◆ **STATED PROBLEM**
Gather all lines in the entries below that include the word "Electricity".

◆ **PROVIDED RECORDS**
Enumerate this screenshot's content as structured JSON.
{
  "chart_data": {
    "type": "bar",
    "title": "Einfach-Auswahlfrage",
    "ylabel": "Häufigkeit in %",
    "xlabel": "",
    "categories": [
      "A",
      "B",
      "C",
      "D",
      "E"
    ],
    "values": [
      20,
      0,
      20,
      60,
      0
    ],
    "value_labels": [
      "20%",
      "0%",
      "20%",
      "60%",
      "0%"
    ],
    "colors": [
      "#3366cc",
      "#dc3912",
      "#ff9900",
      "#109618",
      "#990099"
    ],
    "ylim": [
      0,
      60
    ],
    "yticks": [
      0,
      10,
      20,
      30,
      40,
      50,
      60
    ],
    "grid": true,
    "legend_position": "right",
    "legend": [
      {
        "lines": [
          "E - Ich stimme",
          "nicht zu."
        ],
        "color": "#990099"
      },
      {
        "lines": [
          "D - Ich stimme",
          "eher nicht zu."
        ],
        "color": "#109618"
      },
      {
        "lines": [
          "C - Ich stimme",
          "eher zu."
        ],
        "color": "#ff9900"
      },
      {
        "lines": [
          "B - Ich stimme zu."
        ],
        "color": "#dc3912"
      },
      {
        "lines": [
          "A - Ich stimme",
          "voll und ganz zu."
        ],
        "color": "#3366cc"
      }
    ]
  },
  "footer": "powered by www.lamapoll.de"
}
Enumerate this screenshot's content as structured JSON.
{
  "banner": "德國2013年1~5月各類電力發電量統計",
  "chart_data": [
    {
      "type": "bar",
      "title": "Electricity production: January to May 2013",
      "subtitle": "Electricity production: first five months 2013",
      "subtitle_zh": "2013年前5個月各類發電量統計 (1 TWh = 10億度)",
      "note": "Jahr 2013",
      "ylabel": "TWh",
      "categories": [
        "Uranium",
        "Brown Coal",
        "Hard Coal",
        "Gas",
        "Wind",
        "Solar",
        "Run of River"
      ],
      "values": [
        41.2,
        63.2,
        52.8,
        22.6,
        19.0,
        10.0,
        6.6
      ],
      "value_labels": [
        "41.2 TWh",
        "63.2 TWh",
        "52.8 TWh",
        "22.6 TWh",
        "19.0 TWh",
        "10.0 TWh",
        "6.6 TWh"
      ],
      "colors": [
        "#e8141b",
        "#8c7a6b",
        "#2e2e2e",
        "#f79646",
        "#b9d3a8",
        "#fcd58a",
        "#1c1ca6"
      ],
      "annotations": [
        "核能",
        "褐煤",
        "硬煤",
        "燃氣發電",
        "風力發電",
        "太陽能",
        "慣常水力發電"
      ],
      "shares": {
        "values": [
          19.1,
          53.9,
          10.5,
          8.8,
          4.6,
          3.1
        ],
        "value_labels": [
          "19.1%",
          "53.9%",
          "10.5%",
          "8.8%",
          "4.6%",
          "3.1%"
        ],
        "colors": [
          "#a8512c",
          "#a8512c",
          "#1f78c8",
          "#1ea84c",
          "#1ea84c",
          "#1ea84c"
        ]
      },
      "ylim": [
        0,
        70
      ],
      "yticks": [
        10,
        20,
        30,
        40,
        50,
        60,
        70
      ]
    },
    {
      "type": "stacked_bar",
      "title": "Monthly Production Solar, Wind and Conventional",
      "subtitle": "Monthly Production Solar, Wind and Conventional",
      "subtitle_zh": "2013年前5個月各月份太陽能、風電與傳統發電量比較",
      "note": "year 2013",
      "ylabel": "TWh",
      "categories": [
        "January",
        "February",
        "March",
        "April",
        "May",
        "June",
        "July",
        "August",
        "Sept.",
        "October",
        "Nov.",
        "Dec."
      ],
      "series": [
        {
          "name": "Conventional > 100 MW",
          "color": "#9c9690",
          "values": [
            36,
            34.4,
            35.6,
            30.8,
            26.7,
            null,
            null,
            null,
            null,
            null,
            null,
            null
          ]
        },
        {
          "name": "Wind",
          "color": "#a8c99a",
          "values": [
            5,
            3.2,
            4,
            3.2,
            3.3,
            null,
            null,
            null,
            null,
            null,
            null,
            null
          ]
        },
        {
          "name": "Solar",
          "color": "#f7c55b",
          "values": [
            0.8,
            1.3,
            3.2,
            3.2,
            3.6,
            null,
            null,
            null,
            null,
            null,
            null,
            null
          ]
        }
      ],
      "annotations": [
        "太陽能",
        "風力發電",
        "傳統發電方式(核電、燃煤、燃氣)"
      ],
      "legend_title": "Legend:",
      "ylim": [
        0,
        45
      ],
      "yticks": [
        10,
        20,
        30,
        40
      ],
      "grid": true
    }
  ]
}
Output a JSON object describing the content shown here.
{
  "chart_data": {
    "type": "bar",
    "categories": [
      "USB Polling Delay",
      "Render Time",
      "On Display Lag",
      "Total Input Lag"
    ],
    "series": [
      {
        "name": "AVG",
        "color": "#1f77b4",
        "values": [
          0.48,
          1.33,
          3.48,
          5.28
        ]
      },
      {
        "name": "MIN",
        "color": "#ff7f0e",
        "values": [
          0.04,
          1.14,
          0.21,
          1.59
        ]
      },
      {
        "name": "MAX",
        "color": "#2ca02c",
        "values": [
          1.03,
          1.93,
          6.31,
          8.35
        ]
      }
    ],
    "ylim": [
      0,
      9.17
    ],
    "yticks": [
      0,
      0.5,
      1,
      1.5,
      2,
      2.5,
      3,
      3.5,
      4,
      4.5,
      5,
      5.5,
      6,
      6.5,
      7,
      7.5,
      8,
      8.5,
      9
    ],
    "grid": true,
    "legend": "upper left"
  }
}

◆ **RESPONSE TO THE TASK**
      "title": "Electricity production: January to May 2013",
      "subtitle": "Electricity production: first five months 2013",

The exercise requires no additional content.